• _GOAL OF THE EXERCISE_: Search the records for "Nicobar" and copy each line that holds it.

• _RECORD SET_:
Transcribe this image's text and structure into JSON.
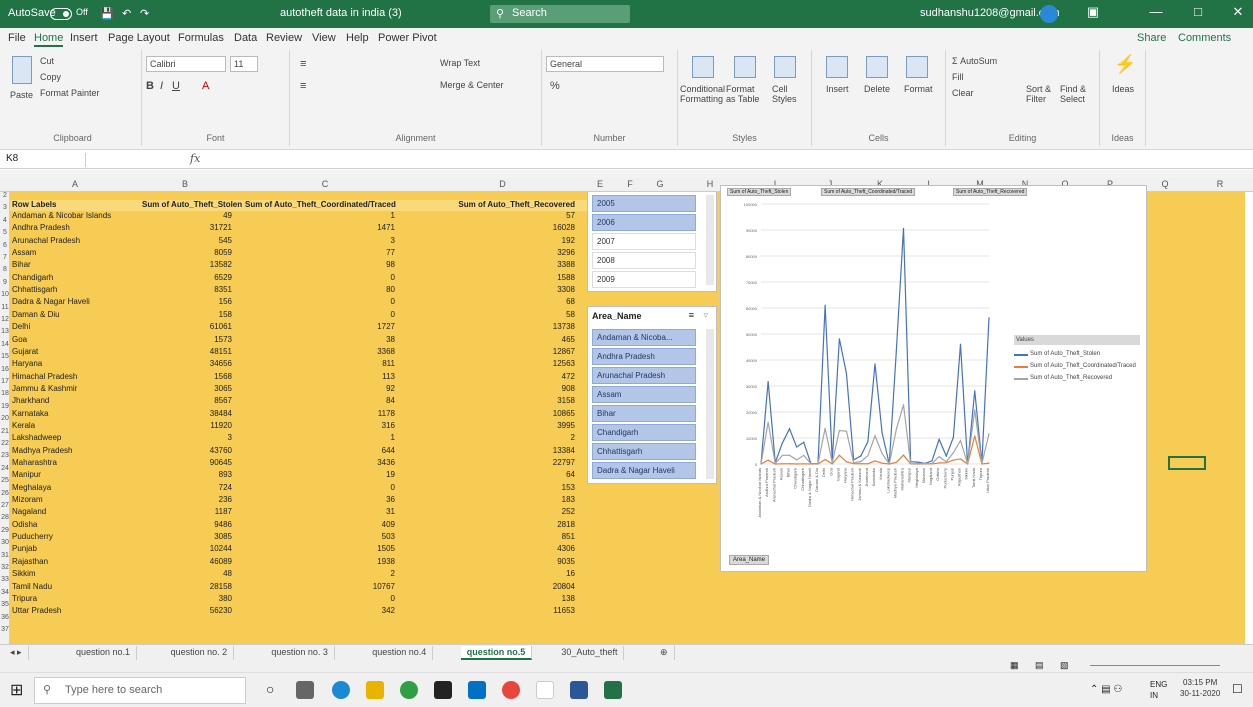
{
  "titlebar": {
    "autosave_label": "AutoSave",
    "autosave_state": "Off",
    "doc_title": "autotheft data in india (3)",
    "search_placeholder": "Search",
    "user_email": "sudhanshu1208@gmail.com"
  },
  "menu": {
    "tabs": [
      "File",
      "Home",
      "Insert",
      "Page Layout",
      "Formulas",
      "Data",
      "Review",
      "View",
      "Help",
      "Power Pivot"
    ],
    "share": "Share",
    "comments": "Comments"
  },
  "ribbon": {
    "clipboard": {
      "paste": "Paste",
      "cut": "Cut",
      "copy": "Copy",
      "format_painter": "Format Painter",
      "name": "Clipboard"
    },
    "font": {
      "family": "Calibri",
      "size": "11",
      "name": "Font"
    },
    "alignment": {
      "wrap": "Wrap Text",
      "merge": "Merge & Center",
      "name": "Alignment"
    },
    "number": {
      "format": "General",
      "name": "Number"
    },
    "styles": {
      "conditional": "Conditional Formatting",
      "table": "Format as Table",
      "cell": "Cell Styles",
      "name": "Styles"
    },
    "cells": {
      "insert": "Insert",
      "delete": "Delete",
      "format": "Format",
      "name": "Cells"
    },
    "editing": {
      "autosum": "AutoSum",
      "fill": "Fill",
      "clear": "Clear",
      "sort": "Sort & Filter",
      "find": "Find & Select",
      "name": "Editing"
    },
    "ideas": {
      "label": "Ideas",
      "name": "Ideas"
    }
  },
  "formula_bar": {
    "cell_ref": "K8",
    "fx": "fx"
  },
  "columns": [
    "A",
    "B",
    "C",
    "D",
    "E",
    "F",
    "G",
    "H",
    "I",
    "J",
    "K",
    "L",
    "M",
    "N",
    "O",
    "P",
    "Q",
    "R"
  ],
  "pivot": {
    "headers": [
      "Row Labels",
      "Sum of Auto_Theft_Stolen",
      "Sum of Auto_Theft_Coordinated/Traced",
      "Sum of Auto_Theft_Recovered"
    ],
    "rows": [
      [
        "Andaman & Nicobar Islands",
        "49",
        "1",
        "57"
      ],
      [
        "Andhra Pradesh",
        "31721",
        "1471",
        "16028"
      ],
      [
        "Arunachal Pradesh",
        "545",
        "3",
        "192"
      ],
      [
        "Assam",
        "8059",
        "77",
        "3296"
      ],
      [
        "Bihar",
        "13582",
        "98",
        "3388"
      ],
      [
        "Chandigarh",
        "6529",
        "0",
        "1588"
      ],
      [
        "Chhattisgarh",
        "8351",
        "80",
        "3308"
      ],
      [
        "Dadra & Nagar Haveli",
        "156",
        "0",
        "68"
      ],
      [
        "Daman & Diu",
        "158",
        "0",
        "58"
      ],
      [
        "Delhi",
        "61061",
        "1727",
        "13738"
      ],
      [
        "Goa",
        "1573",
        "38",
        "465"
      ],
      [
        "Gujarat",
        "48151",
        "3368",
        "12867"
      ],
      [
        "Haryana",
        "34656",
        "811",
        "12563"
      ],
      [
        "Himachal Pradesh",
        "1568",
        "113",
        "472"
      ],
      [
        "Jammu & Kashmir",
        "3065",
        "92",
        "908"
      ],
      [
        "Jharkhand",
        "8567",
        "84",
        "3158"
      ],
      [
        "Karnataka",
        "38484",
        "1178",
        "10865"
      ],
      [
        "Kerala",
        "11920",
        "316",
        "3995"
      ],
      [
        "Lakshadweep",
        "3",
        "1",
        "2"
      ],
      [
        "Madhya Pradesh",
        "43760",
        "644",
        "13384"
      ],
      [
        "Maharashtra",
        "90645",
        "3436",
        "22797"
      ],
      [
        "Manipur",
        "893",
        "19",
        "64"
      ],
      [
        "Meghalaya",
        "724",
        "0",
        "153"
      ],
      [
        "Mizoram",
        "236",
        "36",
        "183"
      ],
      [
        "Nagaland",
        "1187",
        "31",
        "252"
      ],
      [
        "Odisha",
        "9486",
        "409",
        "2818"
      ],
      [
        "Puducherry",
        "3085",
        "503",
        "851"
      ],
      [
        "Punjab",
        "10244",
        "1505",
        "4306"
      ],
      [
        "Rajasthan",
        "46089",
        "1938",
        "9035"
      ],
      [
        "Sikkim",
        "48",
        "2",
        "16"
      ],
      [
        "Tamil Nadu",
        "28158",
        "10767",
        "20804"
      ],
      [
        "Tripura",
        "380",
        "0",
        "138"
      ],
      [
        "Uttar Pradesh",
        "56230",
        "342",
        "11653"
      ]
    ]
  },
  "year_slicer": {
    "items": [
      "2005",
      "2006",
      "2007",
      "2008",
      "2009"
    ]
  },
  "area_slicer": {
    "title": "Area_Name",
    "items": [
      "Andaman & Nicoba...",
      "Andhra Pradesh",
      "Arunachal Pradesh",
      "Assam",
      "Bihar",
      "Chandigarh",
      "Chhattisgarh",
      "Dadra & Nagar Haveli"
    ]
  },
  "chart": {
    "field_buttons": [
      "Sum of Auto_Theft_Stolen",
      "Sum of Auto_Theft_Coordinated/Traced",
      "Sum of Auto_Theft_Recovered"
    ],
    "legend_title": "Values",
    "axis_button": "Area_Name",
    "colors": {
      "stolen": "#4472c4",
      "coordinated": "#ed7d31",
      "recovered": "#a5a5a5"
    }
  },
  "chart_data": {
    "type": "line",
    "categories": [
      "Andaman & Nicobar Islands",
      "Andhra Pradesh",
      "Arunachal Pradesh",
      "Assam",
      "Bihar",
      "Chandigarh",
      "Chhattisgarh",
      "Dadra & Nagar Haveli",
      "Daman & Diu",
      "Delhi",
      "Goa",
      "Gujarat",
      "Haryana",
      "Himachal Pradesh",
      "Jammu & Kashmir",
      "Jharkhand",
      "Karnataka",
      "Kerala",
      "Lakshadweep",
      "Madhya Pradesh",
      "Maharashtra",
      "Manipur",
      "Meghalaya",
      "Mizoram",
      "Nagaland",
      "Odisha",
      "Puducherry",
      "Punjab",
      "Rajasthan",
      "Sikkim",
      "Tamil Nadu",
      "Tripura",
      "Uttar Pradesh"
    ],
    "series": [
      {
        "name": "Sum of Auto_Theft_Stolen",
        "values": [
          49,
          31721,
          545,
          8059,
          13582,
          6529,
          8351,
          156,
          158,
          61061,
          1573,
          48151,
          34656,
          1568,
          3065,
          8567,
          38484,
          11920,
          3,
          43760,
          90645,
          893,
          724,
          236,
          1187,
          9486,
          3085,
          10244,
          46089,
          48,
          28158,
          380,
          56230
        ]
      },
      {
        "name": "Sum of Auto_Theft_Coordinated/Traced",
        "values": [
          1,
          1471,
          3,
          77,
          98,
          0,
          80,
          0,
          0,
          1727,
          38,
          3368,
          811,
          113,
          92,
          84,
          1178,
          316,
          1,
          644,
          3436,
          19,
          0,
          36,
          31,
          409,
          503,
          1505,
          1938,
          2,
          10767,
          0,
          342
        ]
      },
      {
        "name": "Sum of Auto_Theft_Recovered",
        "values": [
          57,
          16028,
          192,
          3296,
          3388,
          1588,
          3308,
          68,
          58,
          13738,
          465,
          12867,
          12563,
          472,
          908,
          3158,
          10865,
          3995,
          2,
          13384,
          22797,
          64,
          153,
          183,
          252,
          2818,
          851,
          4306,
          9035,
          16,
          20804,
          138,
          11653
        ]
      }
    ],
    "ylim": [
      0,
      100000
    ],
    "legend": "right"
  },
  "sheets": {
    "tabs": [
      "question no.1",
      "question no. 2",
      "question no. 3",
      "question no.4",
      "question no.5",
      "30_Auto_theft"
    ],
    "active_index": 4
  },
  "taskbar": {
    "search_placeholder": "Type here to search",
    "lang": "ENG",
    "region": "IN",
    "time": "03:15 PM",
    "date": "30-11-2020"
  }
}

• _OUTPUT_:
        "Andaman & Nicobar Islands",
      "Andaman & Nicobar Islands",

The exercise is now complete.